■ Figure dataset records
------------------------------

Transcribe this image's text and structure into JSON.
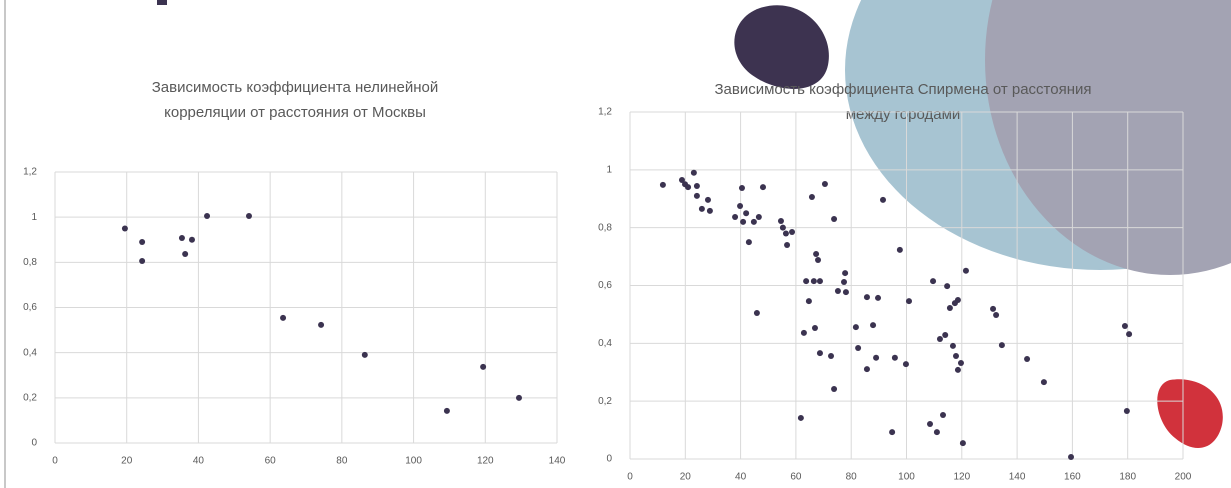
{
  "chart_data": [
    {
      "type": "scatter",
      "title": [
        "Зависимость коэффициента нелинейной",
        "корреляции от расстояния от Москвы"
      ],
      "color": "#3b3350",
      "grid": true,
      "xlim": [
        0,
        140
      ],
      "xticks": [
        0,
        20,
        40,
        60,
        80,
        100,
        120,
        140
      ],
      "ylim": [
        0,
        1.2
      ],
      "yticks": [
        0,
        {
          "value": 0.2,
          "label": "0,2"
        },
        {
          "value": 0.4,
          "label": "0,4"
        },
        {
          "value": 0.6,
          "label": "0,6"
        },
        {
          "value": 0.8,
          "label": "0,8"
        },
        1,
        {
          "value": 1.2,
          "label": "1,2"
        }
      ],
      "x": [
        19.5,
        24.3,
        24.3,
        35.4,
        36.3,
        38.2,
        42.4,
        54.1,
        63.6,
        74.2,
        86.4,
        109.3,
        119.4,
        129.4
      ],
      "values": [
        0.95,
        0.89,
        0.806,
        0.908,
        0.837,
        0.9,
        1.005,
        1.005,
        0.554,
        0.523,
        0.39,
        0.142,
        0.337,
        0.2
      ]
    },
    {
      "type": "scatter",
      "title": [
        "Зависимость коэффициента Спирмена от расстояния",
        "между городами"
      ],
      "color": "#3b3350",
      "grid": true,
      "xlim": [
        0,
        200
      ],
      "xticks": [
        0,
        20,
        40,
        60,
        80,
        100,
        120,
        140,
        160,
        180,
        200
      ],
      "ylim": [
        0,
        1.2
      ],
      "yticks": [
        0,
        {
          "value": 0.2,
          "label": "0,2"
        },
        {
          "value": 0.4,
          "label": "0,4"
        },
        {
          "value": 0.6,
          "label": "0,6"
        },
        {
          "value": 0.8,
          "label": "0,8"
        },
        1,
        {
          "value": 1.2,
          "label": "1,2"
        }
      ],
      "x": [
        11.9,
        18.8,
        19.9,
        21,
        23.1,
        24.2,
        24.2,
        26,
        28.2,
        28.9,
        38,
        39.8,
        40.5,
        40.9,
        42,
        43,
        44.8,
        45.9,
        46.6,
        48.1,
        54.6,
        55.3,
        56.4,
        56.8,
        58.6,
        61.8,
        62.9,
        63.7,
        64.7,
        65.8,
        66.5,
        66.9,
        67.3,
        68,
        68.7,
        68.7,
        70.5,
        72.7,
        73.8,
        73.8,
        75.2,
        77.4,
        77.8,
        78.1,
        81.7,
        82.5,
        85.7,
        85.7,
        87.9,
        89,
        89.7,
        91.5,
        94.8,
        95.8,
        97.6,
        99.8,
        100.9,
        108.5,
        109.6,
        111,
        112.1,
        113.2,
        114,
        114.7,
        115.7,
        116.8,
        117.5,
        117.9,
        118.6,
        118.6,
        119.7,
        120.4,
        121.5,
        131.3,
        132.4,
        134.5,
        143.6,
        149.7,
        159.5,
        179,
        180.5,
        179.7
      ],
      "values": [
        0.948,
        0.965,
        0.95,
        0.94,
        0.99,
        0.944,
        0.91,
        0.865,
        0.896,
        0.858,
        0.837,
        0.875,
        0.937,
        0.82,
        0.85,
        0.75,
        0.82,
        0.505,
        0.837,
        0.94,
        0.823,
        0.8,
        0.78,
        0.74,
        0.785,
        0.142,
        0.436,
        0.615,
        0.546,
        0.906,
        0.615,
        0.453,
        0.709,
        0.688,
        0.615,
        0.366,
        0.951,
        0.356,
        0.83,
        0.242,
        0.581,
        0.612,
        0.643,
        0.577,
        0.456,
        0.384,
        0.56,
        0.311,
        0.463,
        0.35,
        0.557,
        0.896,
        0.093,
        0.35,
        0.723,
        0.328,
        0.546,
        0.121,
        0.615,
        0.093,
        0.415,
        0.152,
        0.429,
        0.598,
        0.522,
        0.391,
        0.539,
        0.356,
        0.55,
        0.308,
        0.332,
        0.055,
        0.651,
        0.519,
        0.498,
        0.394,
        0.346,
        0.266,
        0.007,
        0.46,
        0.432,
        0.166
      ]
    }
  ]
}
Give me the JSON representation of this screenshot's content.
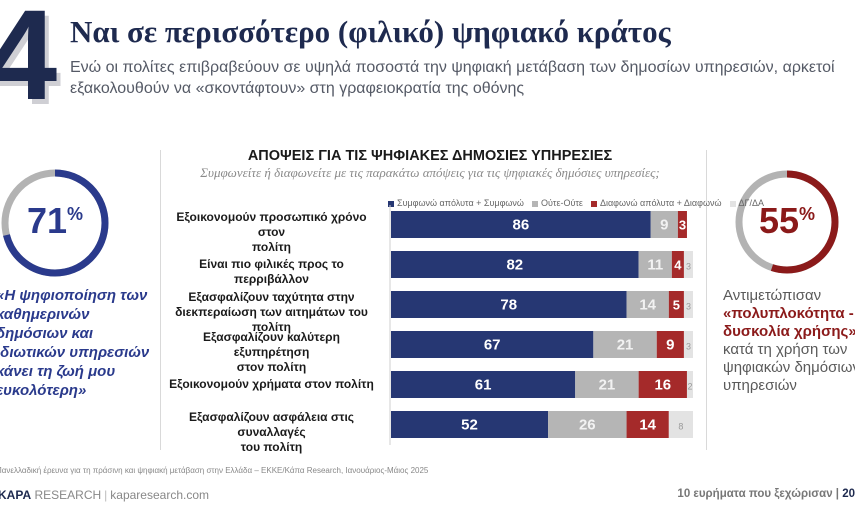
{
  "header": {
    "number": "4",
    "title": "Ναι σε περισσότερο (φιλικό) ψηφιακό κράτος",
    "subtitle": "Ενώ οι πολίτες επιβραβεύουν σε υψηλά ποσοστά την ψηφιακή μετάβαση των δημοσίων υπηρεσιών, αρκετοί εξακολουθούν να «σκοντάφτουν» στη γραφειοκρατία της οθόνης"
  },
  "left_stat": {
    "value": "71",
    "unit": "%",
    "fraction": 0.71,
    "color": "#2a3a8c",
    "track_color": "#b3b3b3",
    "caption": "«Η ψηφιοποίηση των καθημερινών δημόσιων και ιδιωτικών υπηρεσιών κάνει τη ζωή μου ευκολότερη»"
  },
  "right_stat": {
    "value": "55",
    "unit": "%",
    "fraction": 0.55,
    "color": "#8b1a1a",
    "track_color": "#b3b3b3",
    "caption_pre": "Αντιμετώπισαν ",
    "caption_highlight": "«πολυπλοκότητα - δυσκολία χρήσης»",
    "caption_post": " κατά τη χρήση των ψηφιακών δημόσιων υπηρεσιών"
  },
  "chart_data": {
    "type": "bar",
    "orientation": "horizontal-stacked",
    "title": "ΑΠΟΨΕΙΣ ΓΙΑ ΤΙΣ ΨΗΦΙΑΚΕΣ ΔΗΜΟΣΙΕΣ ΥΠΗΡΕΣΙΕΣ",
    "subtitle": "Συμφωνείτε ή διαφωνείτε με τις παρακάτω απόψεις για τις ψηφιακές δημόσιες υπηρεσίες;",
    "xlabel": "",
    "ylabel": "",
    "xlim": [
      0,
      100
    ],
    "grid": false,
    "legend_position": "top-right",
    "categories": [
      "Εξοικονομούν προσωπικό χρόνο στον πολίτη",
      "Είναι πιο φιλικές προς το περριβάλλον",
      "Εξασφαλίζουν ταχύτητα στην διεκπεραίωση των αιτημάτων του πολίτη",
      "Εξασφαλίζουν καλύτερη εξυπηρέτηση στον πολίτη",
      "Εξοικονομούν χρήματα στον πολίτη",
      "Εξασφαλίζουν ασφάλεια στις συναλλαγές του πολίτη"
    ],
    "category_lines": [
      [
        "Εξοικονομούν προσωπικό χρόνο στον",
        "πολίτη"
      ],
      [
        "Είναι πιο φιλικές προς το περριβάλλον"
      ],
      [
        "Εξασφαλίζουν ταχύτητα στην",
        "διεκπεραίωση των αιτημάτων του πολίτη"
      ],
      [
        "Εξασφαλίζουν καλύτερη εξυπηρέτηση",
        "στον πολίτη"
      ],
      [
        "Εξοικονομούν χρήματα στον πολίτη"
      ],
      [
        "Εξασφαλίζουν ασφάλεια στις συναλλαγές",
        "του πολίτη"
      ]
    ],
    "series": [
      {
        "name": "Συμφωνώ απόλυτα + Συμφωνώ",
        "color": "#263773",
        "label_color": "#ffffff",
        "values": [
          86,
          82,
          78,
          67,
          61,
          52
        ]
      },
      {
        "name": "Ούτε-Ούτε",
        "color": "#b5b5b5",
        "label_color": "#f2f2f2",
        "values": [
          9,
          11,
          14,
          21,
          21,
          26
        ]
      },
      {
        "name": "Διαφωνώ απόλυτα + Διαφωνώ",
        "color": "#a52a2a",
        "label_color": "#ffffff",
        "values": [
          3,
          4,
          5,
          9,
          16,
          14
        ]
      },
      {
        "name": "ΔΓ/ΔΑ",
        "color": "#e3e3e3",
        "label_color": "#9a9a9a",
        "values": [
          null,
          3,
          3,
          3,
          2,
          8
        ]
      }
    ]
  },
  "footer": {
    "source": "Πανελλαδική έρευνα για τη πράσινη και ψηφιακή μετάβαση στην Ελλάδα – ΕΚΚΕ/Κάπα Research, Ιανουάριος-Μάιος 2025",
    "brand_strong": "KAPA",
    "brand_rest": "RESEARCH",
    "brand_sep": "|",
    "brand_url": "kaparesearch.com",
    "page_label": "10 ευρήματα που ξεχώρισαν",
    "page_sep": " | ",
    "page_number": "20"
  }
}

------------------------------

■ To do
Each line holding "απόλυτα" must be found and copied.

■ Task result
        "name": "Συμφωνώ απόλυτα + Συμφωνώ",
        "name": "Διαφωνώ απόλυτα + Διαφωνώ",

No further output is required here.